__TASKS AND EXERCISES__
(a) In the forum thread on Blot Powder shades, reproduce the passage between "Hmm - I wanted" and "HATE my oilies.", inclusive, substituting "Clinique" for "Smashbox".
(b) For each statement below, answer yes or no according to the forum thread on Blot Powder shades, and quote the words that decide it. (i) SpringDancer once got Medium Dark by accident. (ii) ritchieramone is NW20. (iii) The member who started the thread bought Studio Fix powder as a first MAC purchase.

__TEXT SEGMENT__
# Shade of Blot Powder



## tracyann91 (Apr 2, 2009)

Hmm - I wanted to get the Blot Powder (pressed - don't have a pro store or acct), and I'm not sure what shade to get.  I'm a NW20 - NW25 (or N5 I've been told is just between those), and I'm not sure if I should get light or what.  OR.... should I just get the new Prep & Prime transparent finishing powder??  My problem is that I get oily breakthrough in about an hour - 2 hrs, even when I use my Smashbox primer light.  Any recommendations would be greatly appreciated!!!!

EDIT:  Then I'm also reading about a pro product called MAC Invisible Set - should I use this?  I'm all about a matte finish since I HATE my oilies.

I've been using Studio Fix powder and I tried the Revlon Colorstay for oily skin.  Studio Fix powder was actually my first MAC purchase since I was truly in search of a foundation that would reduce shine.  It's better, and doesn't feel heavy at all, but I haven't conquered my problem completely.  

Thanks again!


----------



## Babylard (Apr 2, 2009)

hi, i wear nc20/nc25 and i use medium dark. i think light will be too light for you.

it works very well for controlling oily and for touch ups. i use it in my T zone and i am oily/acne prone. the only other effective oil control product i've used is silk natural's oil control primer.


----------



## SpringDancer (Apr 2, 2009)

I am NC20 and I wear Medium. But - since Blot is essentialy transparent, I don't think it would make much of a difference if you'd get a shade too light/dark (I once got Medium Dark accidently and it didn't look too dark).


----------



## MzzRach (Apr 2, 2009)

I am NW20 and have always used Medium in the Blot Powder.


----------



## tracyann91 (Apr 2, 2009)

^^^ - Thanks you guys!!!

Anyone else have any thought on the other products????


----------



## iluvmac (Apr 3, 2009)

NW20/25 here who uses Medium/Dark.


----------



## Rennah (Apr 3, 2009)

I haven't tried any other powders besides blot powder pressed.
I am NW20/NC25 in summer and I use Medium Dark.


----------



## tracyann91 (Apr 3, 2009)

Thanks again!!!  Now - should I get the medium or medium dark???  I'm thinking that heading in to summer, maybe I should get the medium dark.  ?????


----------



## iluvmac (Apr 3, 2009)

Quote:

   Originally Posted by *tracyann91* 

 
_Thanks again!!! Now - should I get the medium or medium dark??? I'm thinking that heading in to summer, maybe I should get the medium dark. ?????_

 
Yes, I think medium dark is the right choice. Do not worry too much about the shade, though: Blot Powder is very sheer, mistake-proof.


----------



## lukinamama (Apr 3, 2009)

I am nw25/30/35 and I use medium dark


----------



## tracyann91 (Apr 3, 2009)

Thanks everyone!!!


----------



## cipelica (Apr 3, 2009)

I am NC 25 and i use Medium.


----------



## arielle123 (Apr 3, 2009)

I'm NW15-20 and I use medium. I think that medium dark is probably good for you especially since we're going into summer.


----------



## ritchieramone (Apr 3, 2009)

Quote:

   Originally Posted by *iluvmac* 

 
_Do not worry too much about the shade, though: Blot Powder is very sheer, mistake-proof._

 
I agree; I'm NW15 and used Medium for a while, having been told incorrectly (by MAC mail order) that Light had been discontinued. To be honest, it made no difference at all!


----------



## Shadowy Lady (Apr 3, 2009)

I also wear medium dark and I'm NW25. The blot powder tend to run a little light I guess


----------



## mizuki~ (Apr 3, 2009)

Quote:

   Originally Posted by *SpringDancer* 

 
_I am NC20 and I wear Medium. But - since Blot is essentialy transparent, I don't think it would make much of a difference if you'd get a shade too light/dark (I once got Medium Dark accidently and it didn't look too dark)._

 
I agree. It has very little pigment


----------

__PROVIDED MATERIAL__
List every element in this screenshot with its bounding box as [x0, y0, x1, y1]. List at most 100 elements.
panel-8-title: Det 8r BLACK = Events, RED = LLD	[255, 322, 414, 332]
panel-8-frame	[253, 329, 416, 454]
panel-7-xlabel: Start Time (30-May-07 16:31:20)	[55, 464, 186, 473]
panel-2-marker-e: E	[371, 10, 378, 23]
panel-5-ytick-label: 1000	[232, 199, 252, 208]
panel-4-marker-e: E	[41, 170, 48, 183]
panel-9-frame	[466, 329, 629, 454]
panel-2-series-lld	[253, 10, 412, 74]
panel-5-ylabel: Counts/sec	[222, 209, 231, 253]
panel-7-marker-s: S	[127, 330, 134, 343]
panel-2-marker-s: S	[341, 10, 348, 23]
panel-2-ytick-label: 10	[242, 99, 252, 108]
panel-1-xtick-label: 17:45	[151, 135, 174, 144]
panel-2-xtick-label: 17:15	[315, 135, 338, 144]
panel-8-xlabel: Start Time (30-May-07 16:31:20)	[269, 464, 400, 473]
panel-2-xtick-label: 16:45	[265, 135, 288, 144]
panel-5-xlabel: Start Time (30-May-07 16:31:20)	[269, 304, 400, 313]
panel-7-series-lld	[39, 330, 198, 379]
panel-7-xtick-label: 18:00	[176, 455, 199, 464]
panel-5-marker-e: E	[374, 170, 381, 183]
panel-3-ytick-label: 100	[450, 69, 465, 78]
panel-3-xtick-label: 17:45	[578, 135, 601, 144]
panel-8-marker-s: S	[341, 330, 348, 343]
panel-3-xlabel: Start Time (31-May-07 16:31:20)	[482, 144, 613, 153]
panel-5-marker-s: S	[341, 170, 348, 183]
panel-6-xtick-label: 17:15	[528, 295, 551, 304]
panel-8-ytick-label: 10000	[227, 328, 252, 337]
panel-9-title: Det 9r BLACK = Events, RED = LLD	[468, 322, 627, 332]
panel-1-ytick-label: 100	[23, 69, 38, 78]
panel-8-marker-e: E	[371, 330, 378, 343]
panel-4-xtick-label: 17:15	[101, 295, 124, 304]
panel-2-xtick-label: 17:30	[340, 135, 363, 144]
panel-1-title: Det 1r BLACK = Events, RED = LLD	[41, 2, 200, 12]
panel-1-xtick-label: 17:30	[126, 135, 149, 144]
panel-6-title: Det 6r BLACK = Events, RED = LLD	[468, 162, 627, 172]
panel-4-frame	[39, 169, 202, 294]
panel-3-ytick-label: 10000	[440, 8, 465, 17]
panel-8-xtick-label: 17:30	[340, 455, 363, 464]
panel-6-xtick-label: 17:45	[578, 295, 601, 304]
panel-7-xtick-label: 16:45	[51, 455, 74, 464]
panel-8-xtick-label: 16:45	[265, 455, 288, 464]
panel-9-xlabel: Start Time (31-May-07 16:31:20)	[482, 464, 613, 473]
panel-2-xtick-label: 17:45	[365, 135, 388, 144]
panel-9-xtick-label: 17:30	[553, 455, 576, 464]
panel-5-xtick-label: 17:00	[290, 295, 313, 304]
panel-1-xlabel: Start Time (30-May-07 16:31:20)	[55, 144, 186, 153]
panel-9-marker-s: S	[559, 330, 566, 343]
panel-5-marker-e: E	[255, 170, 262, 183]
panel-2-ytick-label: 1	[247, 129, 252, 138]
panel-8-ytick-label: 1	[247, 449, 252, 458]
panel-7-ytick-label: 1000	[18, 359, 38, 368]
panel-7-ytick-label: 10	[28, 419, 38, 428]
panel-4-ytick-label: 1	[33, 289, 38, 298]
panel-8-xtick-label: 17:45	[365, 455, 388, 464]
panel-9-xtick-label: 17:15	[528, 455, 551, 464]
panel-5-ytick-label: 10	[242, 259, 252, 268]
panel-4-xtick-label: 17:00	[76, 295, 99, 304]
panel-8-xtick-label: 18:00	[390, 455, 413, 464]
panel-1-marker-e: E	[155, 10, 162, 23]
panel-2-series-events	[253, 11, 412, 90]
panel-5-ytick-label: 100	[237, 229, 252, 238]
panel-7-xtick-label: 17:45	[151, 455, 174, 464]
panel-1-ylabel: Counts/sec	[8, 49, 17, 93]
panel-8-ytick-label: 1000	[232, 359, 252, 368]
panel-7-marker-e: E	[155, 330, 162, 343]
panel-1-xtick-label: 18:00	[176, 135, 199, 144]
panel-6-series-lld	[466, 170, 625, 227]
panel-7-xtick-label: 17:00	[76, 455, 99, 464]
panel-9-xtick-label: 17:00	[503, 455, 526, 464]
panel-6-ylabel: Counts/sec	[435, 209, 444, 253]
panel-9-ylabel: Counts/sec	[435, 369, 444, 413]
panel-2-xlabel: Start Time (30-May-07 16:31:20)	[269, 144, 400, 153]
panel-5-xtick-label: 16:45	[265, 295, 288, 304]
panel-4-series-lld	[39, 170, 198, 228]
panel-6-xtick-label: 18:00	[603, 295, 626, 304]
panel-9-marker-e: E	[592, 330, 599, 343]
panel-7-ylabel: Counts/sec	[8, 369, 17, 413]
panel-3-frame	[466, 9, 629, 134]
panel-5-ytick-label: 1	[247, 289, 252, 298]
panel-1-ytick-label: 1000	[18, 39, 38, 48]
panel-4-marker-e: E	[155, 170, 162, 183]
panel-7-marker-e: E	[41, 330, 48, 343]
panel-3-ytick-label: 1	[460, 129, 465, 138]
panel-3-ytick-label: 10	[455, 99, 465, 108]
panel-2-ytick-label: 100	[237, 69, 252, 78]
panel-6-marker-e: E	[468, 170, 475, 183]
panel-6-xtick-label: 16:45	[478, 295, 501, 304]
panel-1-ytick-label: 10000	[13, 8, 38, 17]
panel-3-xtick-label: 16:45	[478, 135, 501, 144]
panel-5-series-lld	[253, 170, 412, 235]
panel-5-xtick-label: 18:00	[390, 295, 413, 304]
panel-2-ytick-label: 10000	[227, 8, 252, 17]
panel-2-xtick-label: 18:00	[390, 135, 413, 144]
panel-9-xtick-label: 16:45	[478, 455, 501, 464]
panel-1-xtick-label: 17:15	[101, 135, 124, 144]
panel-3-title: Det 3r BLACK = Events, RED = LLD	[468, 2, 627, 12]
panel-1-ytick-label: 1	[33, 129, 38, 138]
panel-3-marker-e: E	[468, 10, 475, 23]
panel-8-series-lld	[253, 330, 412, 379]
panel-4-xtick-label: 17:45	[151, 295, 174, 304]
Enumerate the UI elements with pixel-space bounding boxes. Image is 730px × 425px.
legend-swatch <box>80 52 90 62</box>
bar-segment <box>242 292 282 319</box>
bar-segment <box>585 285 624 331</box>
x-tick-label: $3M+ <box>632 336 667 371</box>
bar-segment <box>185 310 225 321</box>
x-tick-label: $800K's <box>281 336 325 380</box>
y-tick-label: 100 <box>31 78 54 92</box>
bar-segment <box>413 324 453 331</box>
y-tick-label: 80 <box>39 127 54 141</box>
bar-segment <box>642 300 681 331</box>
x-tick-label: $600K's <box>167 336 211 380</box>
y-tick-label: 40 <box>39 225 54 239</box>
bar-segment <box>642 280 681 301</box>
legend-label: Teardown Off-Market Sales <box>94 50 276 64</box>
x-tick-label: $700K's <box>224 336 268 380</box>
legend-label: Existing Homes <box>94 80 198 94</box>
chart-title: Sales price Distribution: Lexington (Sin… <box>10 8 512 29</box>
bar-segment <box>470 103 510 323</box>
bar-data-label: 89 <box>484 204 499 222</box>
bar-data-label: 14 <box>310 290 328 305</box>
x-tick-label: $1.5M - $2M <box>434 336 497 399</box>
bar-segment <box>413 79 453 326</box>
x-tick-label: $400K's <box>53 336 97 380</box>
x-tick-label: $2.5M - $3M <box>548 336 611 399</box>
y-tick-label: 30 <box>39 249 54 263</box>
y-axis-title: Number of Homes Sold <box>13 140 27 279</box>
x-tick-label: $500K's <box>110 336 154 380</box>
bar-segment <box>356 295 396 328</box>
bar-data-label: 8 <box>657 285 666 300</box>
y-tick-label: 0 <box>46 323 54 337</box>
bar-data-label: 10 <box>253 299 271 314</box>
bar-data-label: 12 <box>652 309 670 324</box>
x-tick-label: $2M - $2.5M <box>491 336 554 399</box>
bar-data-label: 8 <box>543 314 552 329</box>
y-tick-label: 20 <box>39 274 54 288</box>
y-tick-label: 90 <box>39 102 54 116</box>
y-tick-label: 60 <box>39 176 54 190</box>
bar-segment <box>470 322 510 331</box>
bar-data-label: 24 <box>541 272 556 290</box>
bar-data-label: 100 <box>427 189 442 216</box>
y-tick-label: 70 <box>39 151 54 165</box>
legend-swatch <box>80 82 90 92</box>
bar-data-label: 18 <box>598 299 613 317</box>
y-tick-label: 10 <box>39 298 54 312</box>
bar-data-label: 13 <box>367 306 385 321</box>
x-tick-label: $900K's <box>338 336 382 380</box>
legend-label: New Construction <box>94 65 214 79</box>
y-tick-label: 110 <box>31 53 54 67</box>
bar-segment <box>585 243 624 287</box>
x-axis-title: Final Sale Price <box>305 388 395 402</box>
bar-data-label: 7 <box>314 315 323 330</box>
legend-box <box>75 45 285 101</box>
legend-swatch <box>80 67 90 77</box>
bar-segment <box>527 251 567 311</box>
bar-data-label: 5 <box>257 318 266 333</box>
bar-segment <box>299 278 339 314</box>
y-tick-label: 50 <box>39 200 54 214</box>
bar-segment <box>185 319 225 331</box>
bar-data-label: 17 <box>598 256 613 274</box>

__OUTPUTS BY TASK__
(a)
Hmm - I wanted to get the Blot Powder (pressed - don't have a pro store or acct), and I'm not sure what shade to get.  I'm a NW20 - NW25 (or N5 I've been told is just between those), and I'm not sure if I should get light or what.  OR.... should I just get the new Prep & Prime transparent finishing powder??  My problem is that I get oily breakthrough in about an hour - 2 hrs, even when I use my Clinique primer light.  Any recommendations would be greatly appreciated!!!!

EDIT:  Then I'm also reading about a pro product called MAC Invisible Set - should I use this?  I'm all about a matte finish since I HATE my oilies.

(b)
(i) Yes: "I once got Medium Dark accidently and it didn't look too dark"
(ii) No: "I'm NW15 and used Medium for a while"
(iii) Yes: "Studio Fix powder was actually my first MAC purchase"